* START INPUT ROWS *
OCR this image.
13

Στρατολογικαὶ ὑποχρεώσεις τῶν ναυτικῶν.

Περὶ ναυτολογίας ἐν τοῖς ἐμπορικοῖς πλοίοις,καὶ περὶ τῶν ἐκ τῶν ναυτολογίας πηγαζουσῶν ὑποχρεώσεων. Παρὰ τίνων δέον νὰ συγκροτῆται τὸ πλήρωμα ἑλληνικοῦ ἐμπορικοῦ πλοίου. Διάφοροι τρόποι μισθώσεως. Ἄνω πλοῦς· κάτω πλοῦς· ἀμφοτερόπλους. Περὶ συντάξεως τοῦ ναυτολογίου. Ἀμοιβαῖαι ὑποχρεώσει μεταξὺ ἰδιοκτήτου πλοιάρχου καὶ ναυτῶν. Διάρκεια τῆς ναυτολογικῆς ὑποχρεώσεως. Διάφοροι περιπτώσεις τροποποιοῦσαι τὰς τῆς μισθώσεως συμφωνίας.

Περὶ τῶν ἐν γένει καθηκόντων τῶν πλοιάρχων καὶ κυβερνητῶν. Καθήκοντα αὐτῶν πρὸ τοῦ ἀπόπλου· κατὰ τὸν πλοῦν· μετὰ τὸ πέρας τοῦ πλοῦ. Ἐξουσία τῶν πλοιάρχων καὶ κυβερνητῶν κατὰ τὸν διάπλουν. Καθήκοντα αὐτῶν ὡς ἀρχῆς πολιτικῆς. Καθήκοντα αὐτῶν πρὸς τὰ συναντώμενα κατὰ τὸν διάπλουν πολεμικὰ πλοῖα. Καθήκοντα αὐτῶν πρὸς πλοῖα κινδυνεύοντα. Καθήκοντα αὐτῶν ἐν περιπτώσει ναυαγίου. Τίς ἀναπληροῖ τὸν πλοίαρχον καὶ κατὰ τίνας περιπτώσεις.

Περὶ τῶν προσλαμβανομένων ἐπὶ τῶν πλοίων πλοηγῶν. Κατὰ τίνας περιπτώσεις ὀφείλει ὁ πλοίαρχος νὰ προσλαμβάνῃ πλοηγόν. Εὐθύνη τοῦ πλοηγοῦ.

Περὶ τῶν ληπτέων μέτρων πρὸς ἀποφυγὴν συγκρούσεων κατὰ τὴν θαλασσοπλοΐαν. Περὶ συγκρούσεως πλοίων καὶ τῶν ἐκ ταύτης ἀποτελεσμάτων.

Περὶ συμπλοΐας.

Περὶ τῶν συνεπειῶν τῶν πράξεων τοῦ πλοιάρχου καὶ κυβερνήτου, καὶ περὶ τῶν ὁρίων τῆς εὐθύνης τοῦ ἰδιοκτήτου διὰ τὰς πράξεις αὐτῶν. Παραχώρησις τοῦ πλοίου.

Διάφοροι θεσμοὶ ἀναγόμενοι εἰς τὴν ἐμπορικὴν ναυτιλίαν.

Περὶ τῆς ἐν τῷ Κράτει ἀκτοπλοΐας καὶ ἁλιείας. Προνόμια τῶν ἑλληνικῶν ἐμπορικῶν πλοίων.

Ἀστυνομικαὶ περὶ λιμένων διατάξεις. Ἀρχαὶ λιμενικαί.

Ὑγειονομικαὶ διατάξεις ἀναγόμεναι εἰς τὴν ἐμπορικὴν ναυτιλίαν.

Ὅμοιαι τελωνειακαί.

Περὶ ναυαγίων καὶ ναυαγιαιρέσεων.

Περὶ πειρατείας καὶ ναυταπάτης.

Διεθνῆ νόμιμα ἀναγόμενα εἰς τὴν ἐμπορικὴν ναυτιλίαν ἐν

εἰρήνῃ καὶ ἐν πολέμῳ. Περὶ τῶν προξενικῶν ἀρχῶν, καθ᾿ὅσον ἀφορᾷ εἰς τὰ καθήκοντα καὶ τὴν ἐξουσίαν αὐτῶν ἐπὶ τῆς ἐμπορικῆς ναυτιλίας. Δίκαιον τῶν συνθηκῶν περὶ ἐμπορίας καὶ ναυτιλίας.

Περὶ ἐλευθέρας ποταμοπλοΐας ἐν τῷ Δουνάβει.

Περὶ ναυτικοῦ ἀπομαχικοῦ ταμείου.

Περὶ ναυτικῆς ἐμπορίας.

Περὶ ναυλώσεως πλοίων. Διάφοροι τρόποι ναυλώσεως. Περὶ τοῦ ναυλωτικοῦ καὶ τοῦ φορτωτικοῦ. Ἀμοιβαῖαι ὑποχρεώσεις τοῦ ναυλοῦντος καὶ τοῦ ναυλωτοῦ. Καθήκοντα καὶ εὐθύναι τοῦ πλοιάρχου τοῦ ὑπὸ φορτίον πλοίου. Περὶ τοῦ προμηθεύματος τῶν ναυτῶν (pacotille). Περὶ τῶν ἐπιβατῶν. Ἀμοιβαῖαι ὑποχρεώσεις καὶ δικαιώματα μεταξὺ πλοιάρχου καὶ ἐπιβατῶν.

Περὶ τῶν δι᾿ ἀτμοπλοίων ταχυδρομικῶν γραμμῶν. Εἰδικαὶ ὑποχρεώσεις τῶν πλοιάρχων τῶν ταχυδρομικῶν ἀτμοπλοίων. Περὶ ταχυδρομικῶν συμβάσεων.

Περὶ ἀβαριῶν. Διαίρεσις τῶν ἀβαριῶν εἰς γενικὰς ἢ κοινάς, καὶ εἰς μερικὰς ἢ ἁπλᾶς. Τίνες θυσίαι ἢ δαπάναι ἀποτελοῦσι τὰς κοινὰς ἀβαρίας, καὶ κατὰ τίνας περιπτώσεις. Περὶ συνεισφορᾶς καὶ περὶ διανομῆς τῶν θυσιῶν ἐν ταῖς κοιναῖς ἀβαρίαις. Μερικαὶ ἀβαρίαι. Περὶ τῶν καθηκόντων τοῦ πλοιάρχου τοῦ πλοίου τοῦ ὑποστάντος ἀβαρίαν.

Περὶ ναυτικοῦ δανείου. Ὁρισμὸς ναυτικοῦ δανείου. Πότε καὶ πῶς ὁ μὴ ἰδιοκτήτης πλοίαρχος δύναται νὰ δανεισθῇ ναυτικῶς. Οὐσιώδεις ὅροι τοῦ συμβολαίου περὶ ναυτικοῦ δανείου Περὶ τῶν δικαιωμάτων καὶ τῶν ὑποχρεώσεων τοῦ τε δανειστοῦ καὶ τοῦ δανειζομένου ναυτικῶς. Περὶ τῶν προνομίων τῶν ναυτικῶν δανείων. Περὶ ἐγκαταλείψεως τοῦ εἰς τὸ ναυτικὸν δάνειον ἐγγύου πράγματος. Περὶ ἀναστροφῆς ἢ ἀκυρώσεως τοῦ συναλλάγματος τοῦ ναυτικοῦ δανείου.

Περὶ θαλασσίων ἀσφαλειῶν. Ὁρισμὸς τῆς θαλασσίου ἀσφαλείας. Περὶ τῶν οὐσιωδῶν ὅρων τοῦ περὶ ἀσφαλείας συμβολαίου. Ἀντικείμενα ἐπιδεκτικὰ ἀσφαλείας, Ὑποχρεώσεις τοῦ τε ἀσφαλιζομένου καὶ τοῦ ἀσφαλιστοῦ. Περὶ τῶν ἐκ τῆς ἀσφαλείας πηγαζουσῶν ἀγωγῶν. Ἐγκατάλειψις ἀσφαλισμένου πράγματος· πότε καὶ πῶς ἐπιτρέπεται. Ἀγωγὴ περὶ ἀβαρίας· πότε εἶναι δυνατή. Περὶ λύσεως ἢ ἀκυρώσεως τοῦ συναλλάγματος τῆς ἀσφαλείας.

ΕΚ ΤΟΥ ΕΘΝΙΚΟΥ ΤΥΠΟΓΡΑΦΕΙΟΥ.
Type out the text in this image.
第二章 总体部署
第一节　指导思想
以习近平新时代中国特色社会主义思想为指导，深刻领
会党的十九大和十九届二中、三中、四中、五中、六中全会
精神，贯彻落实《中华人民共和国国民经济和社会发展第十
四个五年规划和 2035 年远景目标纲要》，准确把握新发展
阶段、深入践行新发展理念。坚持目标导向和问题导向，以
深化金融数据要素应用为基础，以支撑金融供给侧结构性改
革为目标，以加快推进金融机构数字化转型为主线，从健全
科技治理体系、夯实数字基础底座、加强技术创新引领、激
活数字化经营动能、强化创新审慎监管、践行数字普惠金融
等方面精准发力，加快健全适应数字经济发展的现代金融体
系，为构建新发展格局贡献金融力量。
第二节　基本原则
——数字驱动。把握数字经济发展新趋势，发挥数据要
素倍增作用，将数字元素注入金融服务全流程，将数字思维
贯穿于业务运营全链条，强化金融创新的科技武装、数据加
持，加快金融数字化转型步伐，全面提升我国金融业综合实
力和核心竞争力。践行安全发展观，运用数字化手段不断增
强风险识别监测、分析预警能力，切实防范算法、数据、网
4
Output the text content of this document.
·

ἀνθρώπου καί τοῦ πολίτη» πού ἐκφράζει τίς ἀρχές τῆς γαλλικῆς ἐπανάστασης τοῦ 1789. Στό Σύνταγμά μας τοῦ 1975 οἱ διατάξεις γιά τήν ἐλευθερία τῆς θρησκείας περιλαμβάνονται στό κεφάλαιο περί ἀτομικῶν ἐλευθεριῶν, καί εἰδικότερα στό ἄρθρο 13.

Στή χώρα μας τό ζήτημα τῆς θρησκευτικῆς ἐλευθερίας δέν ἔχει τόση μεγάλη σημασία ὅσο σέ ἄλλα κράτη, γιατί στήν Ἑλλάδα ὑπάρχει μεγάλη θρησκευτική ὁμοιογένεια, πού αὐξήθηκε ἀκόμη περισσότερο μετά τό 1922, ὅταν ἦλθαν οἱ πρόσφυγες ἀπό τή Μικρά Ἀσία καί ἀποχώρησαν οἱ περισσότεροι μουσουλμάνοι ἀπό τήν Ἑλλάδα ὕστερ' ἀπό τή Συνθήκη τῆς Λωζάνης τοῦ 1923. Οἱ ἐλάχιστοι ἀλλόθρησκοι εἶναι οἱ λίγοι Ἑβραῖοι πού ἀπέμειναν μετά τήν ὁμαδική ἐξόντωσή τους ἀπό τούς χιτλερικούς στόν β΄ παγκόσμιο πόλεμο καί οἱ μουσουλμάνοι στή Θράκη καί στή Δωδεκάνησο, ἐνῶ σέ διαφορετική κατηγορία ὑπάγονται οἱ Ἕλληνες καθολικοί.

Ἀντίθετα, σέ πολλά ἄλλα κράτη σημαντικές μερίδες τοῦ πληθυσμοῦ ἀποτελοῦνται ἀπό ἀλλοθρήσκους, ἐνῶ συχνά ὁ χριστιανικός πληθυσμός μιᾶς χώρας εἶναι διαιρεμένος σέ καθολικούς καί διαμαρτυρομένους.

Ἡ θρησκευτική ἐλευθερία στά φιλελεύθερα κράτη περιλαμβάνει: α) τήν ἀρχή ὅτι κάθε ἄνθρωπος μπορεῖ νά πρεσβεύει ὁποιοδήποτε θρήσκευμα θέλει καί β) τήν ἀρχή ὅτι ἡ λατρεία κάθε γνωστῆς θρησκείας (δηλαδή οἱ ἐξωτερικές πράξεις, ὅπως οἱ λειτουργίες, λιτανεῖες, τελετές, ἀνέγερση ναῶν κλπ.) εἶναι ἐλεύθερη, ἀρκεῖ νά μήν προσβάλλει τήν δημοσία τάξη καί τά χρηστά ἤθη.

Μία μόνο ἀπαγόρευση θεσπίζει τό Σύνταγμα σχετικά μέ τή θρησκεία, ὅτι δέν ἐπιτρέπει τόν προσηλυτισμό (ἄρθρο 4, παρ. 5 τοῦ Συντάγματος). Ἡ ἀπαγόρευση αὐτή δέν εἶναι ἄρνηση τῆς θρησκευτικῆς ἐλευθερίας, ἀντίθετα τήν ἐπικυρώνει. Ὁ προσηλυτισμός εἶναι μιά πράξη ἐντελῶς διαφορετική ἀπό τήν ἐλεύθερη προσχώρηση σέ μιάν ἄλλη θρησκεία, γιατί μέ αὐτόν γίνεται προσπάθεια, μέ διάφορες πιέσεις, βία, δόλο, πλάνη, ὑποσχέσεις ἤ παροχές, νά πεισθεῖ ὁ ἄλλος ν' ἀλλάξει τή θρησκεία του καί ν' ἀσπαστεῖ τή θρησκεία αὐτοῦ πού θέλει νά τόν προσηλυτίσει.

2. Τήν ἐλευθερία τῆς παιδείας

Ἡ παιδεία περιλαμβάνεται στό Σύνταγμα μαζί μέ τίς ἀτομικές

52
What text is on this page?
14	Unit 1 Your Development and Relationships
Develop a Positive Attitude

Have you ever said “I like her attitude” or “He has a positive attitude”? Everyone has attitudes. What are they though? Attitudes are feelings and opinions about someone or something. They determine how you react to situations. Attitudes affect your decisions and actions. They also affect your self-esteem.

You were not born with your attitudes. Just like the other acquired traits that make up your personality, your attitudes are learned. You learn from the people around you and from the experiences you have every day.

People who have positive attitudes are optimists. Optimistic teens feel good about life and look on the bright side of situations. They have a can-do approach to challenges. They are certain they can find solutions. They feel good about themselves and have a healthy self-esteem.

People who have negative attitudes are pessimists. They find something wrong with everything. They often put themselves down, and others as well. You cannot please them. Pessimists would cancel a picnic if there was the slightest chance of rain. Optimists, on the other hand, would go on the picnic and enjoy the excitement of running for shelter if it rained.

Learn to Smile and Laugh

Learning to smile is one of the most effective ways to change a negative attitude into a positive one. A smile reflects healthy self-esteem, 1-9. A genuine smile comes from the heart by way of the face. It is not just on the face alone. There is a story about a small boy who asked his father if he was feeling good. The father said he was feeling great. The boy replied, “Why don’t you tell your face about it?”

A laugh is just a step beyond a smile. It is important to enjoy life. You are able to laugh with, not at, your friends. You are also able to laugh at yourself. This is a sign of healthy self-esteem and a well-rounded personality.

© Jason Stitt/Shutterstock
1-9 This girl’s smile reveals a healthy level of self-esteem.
* END INPUT ROWS *
Filter the entries above down to the lines containing the word "enjoy".

People who have negative attitudes are pessimists. They find something wrong with everything. They often put themselves down, and others as well. You cannot please them. Pessimists would cancel a picnic if there was the slightest chance of rain. Optimists, on the other hand, would go on the picnic and enjoy the excitement of running for shelter if it rained.
A laugh is just a step beyond a smile. It is important to enjoy life. You are able to laugh with, not at, your friends. You are also able to laugh at yourself. This is a sign of healthy self-esteem and a well-rounded personality.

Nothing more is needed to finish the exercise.